**Task statement:**
Work out how many lines of the listing hold "shortcut", then state only that count.

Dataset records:
——

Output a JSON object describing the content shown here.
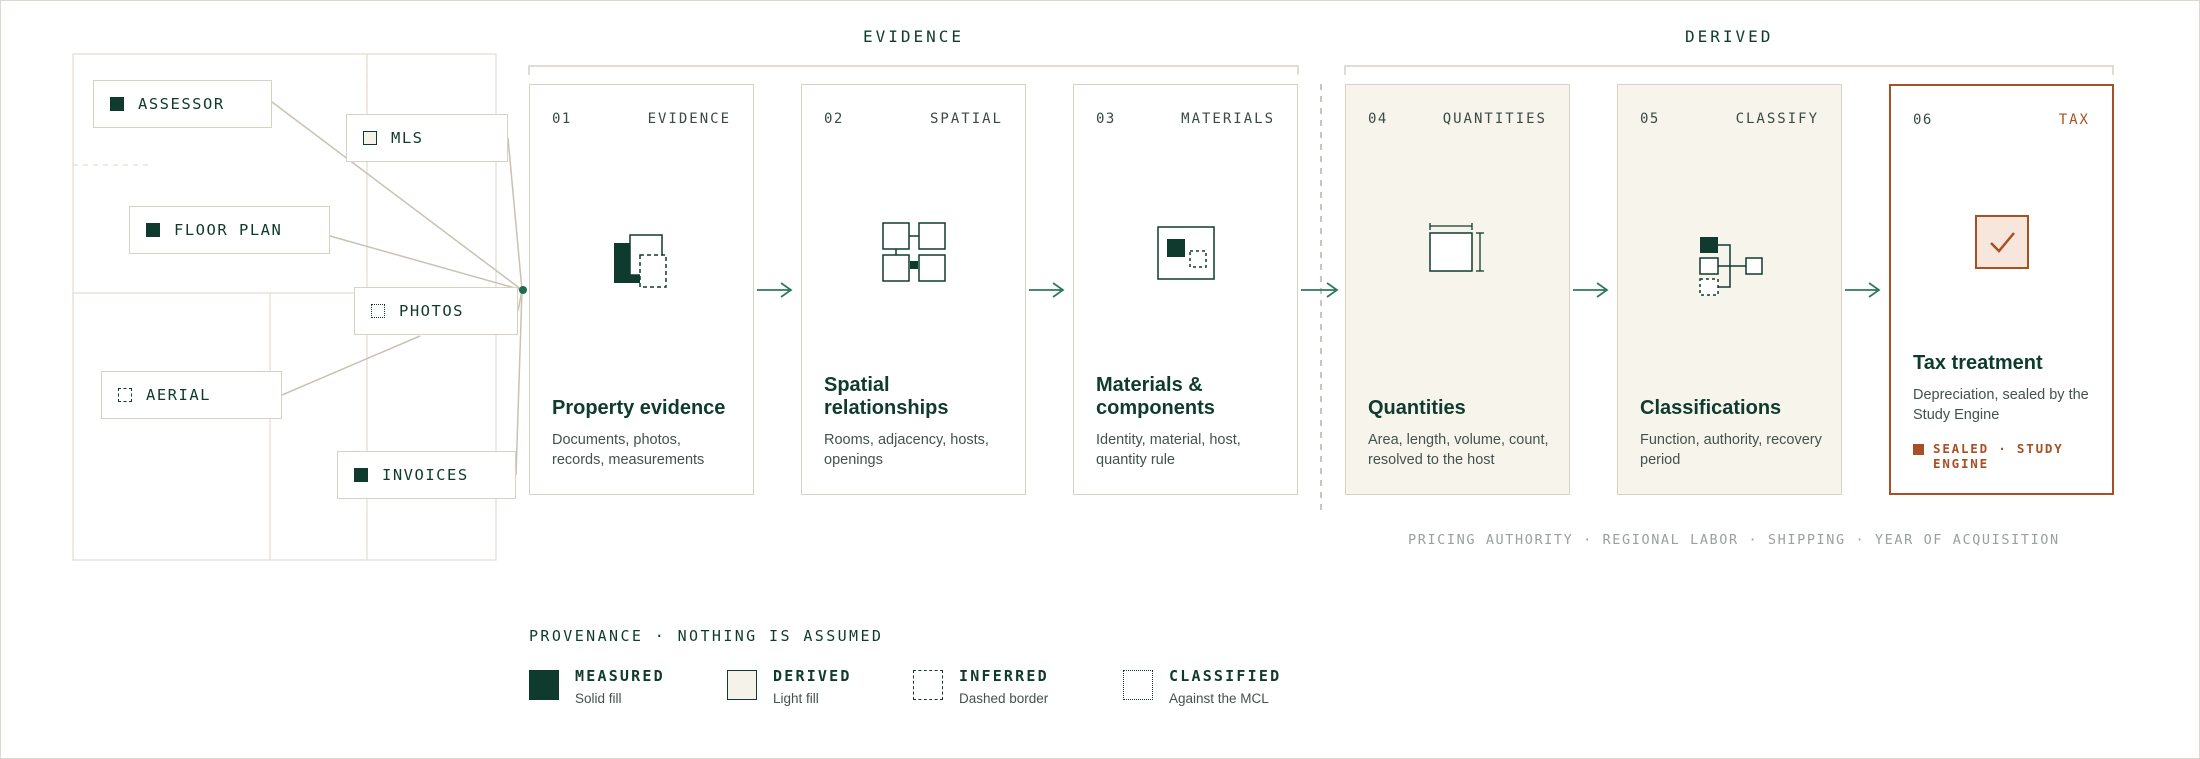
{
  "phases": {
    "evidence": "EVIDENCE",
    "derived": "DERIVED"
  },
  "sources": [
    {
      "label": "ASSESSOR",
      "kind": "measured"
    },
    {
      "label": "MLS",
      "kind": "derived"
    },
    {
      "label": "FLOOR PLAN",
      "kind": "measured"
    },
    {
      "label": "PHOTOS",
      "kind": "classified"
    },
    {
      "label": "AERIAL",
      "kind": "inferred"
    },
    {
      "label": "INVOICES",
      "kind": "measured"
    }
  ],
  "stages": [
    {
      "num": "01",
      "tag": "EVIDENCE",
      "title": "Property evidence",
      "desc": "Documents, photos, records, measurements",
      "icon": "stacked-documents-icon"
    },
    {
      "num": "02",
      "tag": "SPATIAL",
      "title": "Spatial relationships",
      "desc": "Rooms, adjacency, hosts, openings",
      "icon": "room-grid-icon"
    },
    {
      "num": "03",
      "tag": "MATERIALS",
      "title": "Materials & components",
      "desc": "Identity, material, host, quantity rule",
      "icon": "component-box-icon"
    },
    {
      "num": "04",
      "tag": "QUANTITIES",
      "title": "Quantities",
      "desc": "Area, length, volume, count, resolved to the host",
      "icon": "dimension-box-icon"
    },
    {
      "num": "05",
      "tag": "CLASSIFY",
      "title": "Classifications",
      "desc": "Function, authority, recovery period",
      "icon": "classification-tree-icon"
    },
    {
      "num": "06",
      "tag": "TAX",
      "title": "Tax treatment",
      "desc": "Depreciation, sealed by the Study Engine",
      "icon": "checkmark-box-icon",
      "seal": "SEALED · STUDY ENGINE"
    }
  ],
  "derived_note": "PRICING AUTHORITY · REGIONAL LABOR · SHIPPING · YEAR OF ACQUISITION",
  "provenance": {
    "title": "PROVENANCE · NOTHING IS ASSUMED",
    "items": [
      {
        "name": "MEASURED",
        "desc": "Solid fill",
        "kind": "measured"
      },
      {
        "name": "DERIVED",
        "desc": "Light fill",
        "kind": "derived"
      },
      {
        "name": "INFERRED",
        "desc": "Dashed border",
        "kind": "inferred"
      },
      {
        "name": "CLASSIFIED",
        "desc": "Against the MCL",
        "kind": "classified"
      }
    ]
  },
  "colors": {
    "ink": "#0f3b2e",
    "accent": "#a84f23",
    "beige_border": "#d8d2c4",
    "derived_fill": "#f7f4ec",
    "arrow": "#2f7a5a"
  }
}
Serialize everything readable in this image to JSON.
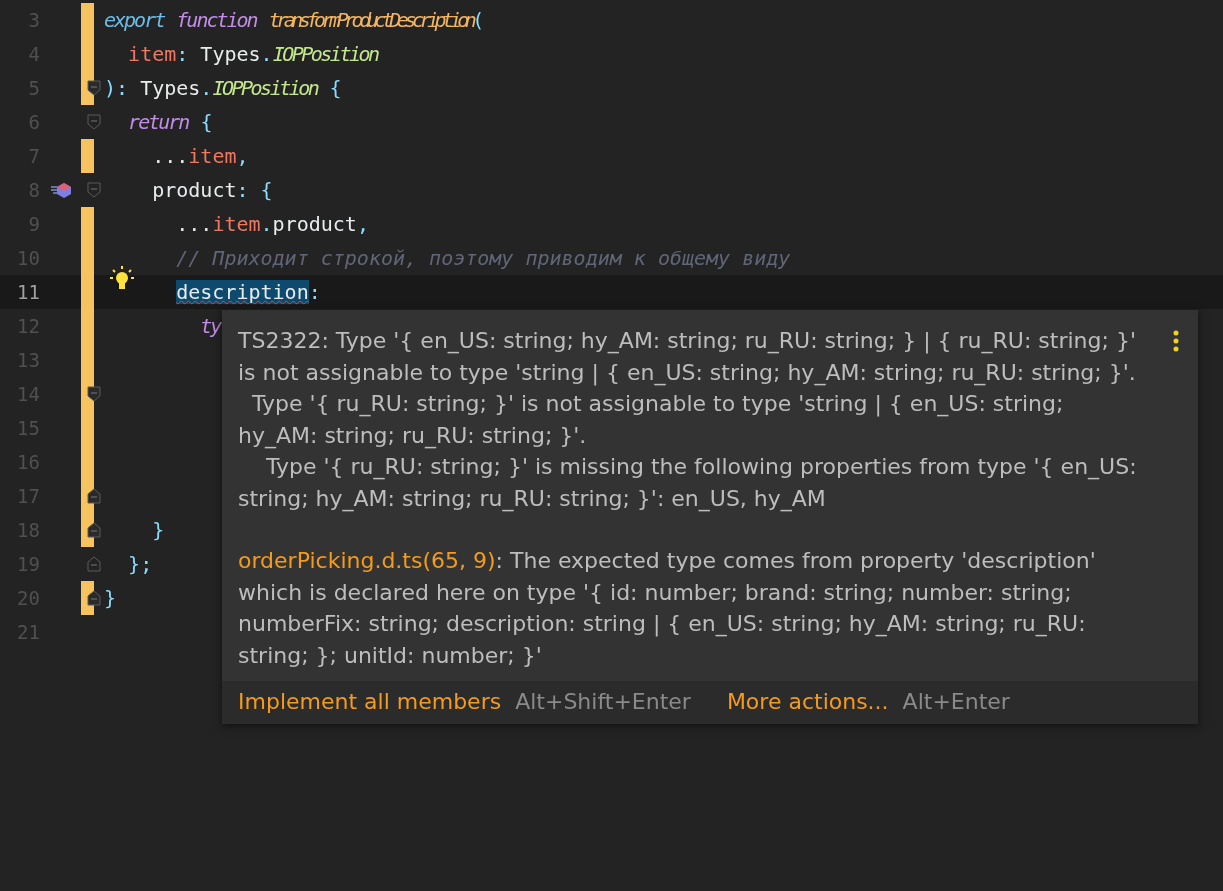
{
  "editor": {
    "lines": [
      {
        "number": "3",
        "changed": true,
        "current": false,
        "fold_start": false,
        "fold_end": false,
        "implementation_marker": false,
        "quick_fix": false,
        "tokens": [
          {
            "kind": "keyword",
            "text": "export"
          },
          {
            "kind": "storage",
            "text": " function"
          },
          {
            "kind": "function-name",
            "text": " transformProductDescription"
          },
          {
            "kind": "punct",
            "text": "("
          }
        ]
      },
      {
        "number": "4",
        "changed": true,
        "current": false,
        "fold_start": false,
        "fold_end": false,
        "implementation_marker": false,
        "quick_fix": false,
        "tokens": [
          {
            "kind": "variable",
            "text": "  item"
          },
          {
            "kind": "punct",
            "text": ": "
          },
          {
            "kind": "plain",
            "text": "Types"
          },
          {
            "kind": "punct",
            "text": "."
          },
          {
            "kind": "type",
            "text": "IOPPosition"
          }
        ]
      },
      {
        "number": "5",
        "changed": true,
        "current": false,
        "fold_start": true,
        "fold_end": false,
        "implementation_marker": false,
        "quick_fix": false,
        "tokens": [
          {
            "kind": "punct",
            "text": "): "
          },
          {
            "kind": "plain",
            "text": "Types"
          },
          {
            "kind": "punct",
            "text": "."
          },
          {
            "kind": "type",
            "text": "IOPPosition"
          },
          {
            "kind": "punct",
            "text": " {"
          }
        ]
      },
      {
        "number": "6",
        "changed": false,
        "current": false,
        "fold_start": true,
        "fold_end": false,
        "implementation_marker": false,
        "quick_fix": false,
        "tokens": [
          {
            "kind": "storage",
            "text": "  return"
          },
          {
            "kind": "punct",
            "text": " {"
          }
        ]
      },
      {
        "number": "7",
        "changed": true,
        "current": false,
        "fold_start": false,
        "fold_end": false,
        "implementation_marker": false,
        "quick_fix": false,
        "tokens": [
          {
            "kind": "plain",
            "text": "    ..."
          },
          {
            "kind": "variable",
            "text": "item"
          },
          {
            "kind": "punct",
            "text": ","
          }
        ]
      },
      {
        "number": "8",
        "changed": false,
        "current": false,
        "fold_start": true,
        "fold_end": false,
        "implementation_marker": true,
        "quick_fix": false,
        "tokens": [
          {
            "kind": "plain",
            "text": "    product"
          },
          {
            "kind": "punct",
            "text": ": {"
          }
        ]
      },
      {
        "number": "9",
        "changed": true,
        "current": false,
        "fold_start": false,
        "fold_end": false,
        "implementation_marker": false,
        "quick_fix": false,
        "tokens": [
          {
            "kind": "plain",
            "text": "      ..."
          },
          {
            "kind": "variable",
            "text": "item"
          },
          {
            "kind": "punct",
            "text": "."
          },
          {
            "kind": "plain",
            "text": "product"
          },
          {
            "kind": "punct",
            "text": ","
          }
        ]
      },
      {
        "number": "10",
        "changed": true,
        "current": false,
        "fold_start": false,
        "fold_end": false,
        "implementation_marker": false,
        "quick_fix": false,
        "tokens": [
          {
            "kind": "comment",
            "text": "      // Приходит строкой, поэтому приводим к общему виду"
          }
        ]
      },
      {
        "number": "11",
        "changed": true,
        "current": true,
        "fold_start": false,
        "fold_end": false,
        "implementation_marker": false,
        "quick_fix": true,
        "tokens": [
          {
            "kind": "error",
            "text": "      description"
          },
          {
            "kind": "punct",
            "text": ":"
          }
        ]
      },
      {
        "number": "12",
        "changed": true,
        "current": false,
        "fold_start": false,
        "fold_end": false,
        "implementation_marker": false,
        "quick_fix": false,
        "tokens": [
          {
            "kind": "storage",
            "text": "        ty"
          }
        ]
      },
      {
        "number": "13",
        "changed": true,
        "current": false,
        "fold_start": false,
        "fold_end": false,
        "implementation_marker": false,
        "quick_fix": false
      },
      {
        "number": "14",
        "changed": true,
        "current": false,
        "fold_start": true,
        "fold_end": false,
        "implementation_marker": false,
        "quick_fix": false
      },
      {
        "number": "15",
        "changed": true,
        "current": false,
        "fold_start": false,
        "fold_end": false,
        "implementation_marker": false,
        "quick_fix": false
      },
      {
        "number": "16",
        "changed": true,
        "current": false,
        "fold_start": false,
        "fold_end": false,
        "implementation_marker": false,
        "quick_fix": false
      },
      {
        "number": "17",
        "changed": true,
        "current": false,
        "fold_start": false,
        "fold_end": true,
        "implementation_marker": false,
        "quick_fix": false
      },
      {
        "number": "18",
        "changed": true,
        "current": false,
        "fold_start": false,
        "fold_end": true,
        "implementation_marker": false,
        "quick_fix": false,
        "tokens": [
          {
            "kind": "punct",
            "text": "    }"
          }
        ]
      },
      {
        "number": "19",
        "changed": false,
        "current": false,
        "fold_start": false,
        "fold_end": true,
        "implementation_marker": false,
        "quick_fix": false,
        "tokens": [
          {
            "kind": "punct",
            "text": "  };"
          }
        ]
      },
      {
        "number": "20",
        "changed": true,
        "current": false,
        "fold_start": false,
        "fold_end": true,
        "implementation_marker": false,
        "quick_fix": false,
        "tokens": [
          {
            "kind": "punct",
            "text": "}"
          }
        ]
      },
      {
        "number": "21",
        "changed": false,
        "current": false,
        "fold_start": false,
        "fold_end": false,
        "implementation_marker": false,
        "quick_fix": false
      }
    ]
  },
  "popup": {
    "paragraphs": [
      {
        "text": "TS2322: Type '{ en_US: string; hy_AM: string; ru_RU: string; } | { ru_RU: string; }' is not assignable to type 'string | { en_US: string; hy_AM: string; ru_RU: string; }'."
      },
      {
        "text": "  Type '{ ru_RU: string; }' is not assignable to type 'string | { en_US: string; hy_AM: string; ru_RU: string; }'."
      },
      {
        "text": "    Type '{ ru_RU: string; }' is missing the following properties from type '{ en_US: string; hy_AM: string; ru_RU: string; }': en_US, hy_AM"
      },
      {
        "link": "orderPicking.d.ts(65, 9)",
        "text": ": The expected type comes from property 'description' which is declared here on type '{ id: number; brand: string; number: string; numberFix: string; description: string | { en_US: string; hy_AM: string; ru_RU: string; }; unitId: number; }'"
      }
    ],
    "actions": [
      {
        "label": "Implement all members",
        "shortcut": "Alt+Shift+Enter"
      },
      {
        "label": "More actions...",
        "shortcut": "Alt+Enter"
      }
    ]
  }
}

——

**Answer to this exercise:**
2